→ **BRIEF**: Track down every line below that holds "text" and copy it.

→ **EXTRACTED MATERIAL**:
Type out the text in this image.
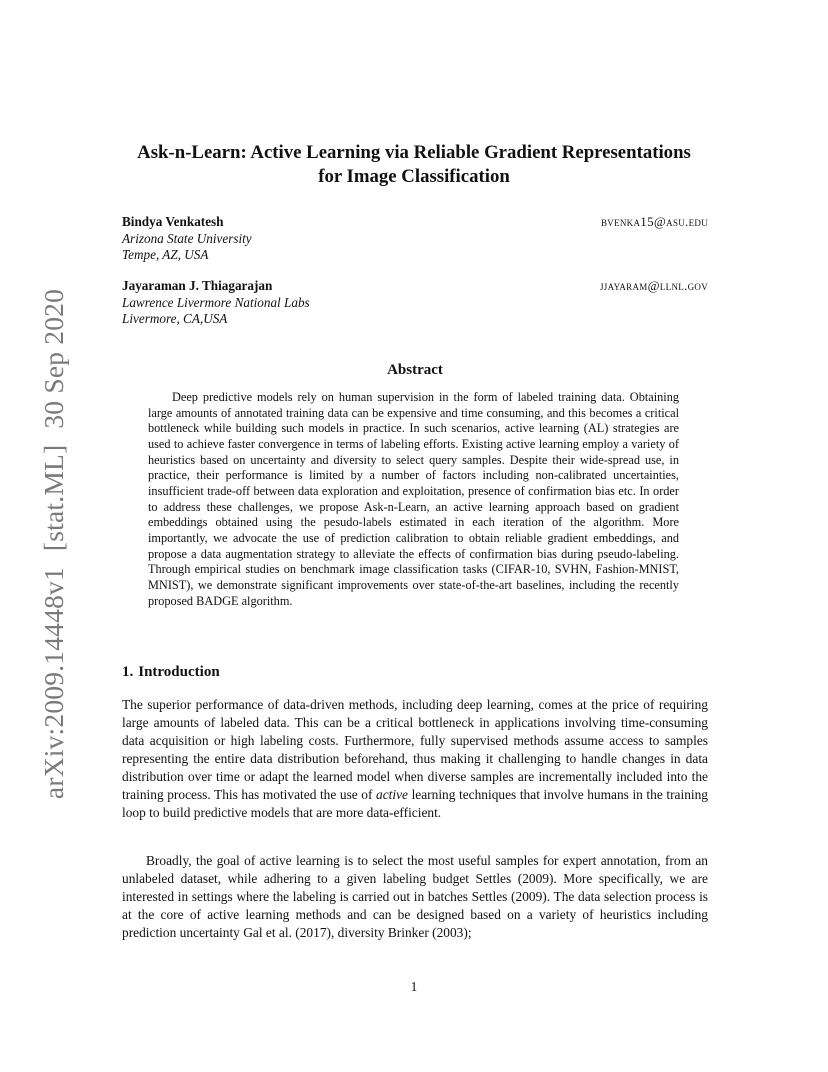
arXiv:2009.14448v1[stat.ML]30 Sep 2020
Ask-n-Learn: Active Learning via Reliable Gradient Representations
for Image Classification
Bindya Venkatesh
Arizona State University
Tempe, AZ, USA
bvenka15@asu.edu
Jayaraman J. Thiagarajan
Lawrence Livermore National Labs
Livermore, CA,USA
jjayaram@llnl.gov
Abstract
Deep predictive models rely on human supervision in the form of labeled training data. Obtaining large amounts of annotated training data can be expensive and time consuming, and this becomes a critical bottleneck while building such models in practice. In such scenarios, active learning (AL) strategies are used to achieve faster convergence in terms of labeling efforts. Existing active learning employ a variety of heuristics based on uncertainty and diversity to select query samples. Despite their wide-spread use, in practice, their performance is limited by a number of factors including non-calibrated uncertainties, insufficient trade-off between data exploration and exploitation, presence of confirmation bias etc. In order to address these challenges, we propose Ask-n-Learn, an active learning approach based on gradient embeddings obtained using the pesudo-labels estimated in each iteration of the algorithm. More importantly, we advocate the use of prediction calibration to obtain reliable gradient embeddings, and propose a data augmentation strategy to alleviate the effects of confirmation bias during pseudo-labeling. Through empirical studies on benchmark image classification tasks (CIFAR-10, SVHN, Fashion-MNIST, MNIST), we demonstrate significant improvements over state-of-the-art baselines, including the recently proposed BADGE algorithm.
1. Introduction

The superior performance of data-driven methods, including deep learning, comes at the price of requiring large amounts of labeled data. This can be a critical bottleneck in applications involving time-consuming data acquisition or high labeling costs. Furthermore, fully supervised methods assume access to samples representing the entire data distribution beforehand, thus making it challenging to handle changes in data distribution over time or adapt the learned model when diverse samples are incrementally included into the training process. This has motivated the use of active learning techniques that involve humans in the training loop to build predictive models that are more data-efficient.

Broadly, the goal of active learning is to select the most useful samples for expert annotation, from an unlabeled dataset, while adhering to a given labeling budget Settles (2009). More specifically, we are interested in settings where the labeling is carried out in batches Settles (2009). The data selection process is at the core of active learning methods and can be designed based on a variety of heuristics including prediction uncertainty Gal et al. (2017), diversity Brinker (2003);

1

==

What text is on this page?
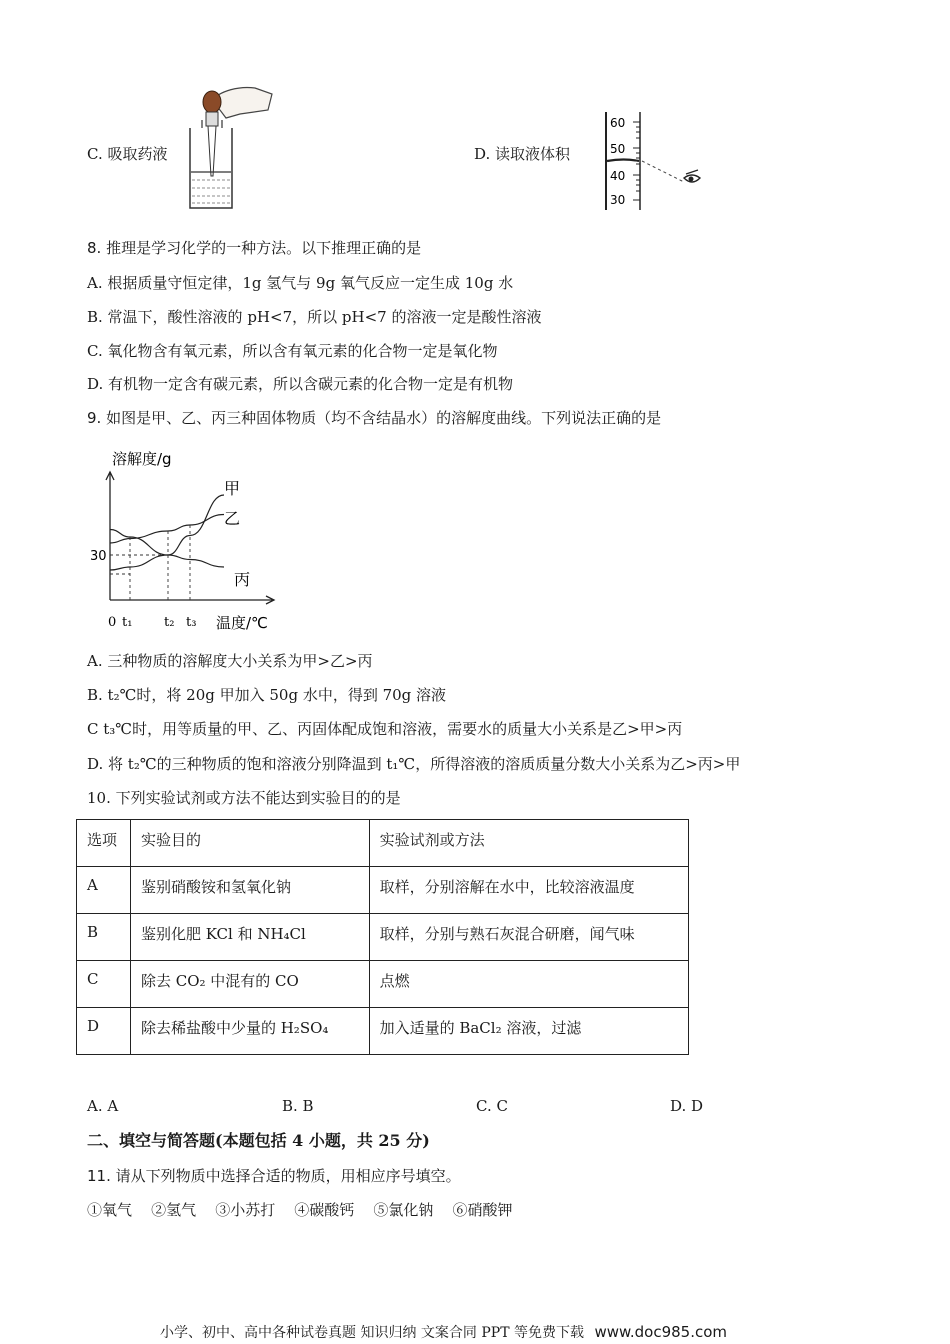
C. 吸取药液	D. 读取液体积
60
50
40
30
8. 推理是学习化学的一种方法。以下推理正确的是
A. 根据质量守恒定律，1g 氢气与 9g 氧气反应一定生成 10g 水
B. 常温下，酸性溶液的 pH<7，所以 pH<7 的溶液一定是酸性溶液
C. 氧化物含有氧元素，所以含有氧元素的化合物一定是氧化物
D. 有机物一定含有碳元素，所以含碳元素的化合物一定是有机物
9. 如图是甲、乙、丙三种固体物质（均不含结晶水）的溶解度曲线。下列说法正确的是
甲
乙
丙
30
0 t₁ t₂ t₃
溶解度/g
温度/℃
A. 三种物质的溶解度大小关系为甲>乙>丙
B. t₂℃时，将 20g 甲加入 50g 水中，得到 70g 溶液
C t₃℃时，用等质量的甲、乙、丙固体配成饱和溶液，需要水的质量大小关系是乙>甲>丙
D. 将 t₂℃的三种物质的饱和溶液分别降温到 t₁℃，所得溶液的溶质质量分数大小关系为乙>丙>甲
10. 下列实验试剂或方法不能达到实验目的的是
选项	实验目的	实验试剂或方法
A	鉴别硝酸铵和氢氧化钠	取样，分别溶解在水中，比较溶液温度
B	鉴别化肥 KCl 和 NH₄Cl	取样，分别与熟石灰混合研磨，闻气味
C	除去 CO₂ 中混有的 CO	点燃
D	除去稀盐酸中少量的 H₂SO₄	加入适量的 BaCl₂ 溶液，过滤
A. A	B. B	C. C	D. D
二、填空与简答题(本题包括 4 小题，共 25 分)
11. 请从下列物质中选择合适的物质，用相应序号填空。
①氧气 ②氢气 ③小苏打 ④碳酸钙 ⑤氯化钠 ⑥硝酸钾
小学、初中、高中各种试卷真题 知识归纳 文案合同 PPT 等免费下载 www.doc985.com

→ **SOLUTION TO THIS TASK**:
Type out the text in this image.
What text is on this page?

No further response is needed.